— start of DATA SUPPLIED —

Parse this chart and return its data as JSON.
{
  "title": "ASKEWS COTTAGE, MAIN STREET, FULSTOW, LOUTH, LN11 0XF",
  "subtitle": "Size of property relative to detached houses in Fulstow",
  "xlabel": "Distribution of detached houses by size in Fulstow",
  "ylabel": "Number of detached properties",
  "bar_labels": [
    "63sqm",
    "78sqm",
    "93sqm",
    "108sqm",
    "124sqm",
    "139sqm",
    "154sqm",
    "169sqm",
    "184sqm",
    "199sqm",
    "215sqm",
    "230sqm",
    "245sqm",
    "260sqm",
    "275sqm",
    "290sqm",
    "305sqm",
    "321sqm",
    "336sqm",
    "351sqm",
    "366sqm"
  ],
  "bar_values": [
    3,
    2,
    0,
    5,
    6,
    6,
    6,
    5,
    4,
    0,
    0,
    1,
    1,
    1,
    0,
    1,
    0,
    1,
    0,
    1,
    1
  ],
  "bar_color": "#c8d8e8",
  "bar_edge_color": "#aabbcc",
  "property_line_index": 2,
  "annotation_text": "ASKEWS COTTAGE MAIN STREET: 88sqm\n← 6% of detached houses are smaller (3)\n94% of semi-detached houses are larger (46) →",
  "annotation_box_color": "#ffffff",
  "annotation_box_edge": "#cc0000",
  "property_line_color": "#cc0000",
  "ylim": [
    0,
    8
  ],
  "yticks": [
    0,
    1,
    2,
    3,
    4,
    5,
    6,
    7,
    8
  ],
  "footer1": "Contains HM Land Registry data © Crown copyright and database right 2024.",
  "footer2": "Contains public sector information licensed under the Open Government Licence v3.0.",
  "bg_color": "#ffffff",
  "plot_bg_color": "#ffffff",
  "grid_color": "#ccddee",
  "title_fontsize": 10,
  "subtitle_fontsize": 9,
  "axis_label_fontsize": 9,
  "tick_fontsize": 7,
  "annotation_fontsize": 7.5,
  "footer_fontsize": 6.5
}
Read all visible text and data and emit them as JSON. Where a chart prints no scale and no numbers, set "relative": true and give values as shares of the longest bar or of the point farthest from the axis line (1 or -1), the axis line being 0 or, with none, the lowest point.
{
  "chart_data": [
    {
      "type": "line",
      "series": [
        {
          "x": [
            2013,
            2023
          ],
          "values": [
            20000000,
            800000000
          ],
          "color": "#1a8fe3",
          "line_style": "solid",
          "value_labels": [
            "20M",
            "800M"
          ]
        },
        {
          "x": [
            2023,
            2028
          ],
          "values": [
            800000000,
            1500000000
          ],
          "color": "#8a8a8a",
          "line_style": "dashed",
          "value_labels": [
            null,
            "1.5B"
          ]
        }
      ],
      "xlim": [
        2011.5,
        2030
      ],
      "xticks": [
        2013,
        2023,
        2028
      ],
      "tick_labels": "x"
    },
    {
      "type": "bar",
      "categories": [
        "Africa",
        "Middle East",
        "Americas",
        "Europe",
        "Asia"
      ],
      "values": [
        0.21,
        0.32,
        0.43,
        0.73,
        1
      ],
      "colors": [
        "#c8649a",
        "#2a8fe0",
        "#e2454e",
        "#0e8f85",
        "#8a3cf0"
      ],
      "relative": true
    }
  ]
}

— end of DATA SUPPLIED —
— start of DATA SUPPLIED —

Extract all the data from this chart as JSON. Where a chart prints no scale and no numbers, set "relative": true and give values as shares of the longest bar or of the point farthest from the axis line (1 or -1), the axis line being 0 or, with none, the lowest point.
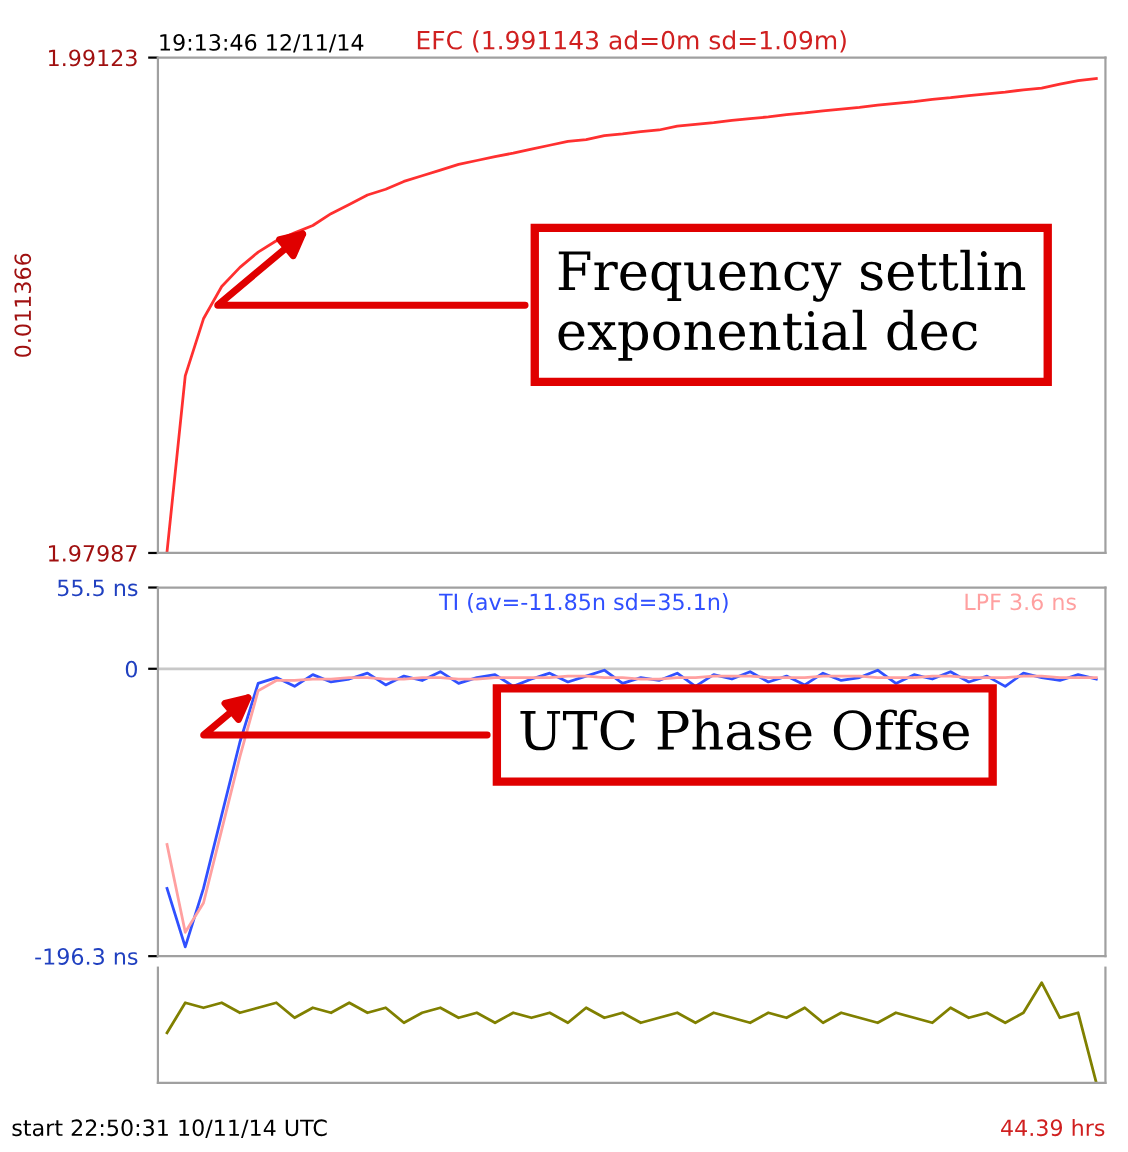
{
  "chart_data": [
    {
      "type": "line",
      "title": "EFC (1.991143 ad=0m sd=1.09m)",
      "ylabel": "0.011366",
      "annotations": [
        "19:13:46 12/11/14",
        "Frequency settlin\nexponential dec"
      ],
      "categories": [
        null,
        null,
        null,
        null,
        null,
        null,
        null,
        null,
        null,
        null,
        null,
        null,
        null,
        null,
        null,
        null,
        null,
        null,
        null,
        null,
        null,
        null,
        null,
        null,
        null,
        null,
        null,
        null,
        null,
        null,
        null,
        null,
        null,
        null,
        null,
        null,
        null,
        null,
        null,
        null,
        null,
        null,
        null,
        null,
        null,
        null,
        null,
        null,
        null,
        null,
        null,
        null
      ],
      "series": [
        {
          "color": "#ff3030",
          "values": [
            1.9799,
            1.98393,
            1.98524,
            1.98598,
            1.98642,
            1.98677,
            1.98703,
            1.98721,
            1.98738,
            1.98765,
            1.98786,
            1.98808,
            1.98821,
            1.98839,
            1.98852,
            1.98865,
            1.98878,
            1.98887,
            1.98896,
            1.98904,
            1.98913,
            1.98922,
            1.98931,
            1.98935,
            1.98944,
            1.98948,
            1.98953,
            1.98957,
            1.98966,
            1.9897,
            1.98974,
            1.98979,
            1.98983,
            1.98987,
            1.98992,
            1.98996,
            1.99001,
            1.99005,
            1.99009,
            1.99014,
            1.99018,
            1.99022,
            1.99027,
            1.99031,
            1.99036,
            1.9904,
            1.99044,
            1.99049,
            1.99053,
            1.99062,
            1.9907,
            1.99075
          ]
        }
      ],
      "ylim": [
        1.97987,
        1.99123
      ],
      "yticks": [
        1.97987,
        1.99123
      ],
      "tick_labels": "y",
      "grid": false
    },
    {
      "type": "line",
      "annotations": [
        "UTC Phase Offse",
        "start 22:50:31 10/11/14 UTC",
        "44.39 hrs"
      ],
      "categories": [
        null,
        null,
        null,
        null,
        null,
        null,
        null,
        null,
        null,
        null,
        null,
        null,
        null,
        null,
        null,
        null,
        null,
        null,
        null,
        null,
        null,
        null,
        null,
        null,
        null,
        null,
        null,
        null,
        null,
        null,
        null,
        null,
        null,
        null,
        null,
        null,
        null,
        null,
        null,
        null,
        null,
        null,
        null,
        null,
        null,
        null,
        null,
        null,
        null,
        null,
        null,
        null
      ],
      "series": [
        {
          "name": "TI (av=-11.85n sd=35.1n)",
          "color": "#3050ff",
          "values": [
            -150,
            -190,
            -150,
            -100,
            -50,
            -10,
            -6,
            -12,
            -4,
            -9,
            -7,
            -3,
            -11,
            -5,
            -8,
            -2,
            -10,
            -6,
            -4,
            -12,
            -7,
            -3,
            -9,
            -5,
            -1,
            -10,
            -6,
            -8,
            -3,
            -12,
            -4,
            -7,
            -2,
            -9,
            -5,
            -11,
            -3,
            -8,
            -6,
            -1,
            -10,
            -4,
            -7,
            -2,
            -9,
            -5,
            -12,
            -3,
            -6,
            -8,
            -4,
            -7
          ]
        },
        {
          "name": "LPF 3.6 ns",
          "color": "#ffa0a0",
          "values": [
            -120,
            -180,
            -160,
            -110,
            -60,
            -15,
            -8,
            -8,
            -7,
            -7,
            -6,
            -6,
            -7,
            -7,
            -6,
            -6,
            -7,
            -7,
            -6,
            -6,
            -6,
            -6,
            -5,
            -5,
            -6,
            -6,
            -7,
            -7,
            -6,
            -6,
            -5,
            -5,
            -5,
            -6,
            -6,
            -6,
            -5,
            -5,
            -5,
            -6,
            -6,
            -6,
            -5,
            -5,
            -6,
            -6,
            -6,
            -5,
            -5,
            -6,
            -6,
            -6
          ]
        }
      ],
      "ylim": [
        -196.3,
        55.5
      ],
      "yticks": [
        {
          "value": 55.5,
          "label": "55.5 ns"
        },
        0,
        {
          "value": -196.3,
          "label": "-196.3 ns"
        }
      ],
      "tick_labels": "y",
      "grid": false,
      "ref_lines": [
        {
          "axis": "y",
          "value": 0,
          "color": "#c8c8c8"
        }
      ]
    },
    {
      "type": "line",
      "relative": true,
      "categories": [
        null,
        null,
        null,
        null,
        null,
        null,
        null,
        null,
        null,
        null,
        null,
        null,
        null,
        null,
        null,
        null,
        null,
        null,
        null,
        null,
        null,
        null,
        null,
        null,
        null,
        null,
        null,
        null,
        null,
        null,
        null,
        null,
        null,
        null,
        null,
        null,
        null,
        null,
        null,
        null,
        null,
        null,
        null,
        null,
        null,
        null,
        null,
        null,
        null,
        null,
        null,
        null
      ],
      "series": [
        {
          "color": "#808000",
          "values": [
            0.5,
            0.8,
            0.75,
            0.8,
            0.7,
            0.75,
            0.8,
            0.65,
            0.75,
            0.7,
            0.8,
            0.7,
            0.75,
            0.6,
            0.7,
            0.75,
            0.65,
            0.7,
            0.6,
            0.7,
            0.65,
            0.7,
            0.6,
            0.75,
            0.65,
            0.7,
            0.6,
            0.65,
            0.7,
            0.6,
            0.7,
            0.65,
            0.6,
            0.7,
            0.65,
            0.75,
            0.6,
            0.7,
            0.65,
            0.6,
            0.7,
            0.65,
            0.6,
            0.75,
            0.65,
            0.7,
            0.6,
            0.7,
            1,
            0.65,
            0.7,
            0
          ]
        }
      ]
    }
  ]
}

— end of DATA SUPPLIED —

◆ DIRECTIONS: Identify each line in the records above that contains the word "ffffff", and copy it out in full.

◆ SOLVED PROBLEM:
  "annotation_box_color": "#ffffff",
  "bg_color": "#ffffff",
  "plot_bg_color": "#ffffff",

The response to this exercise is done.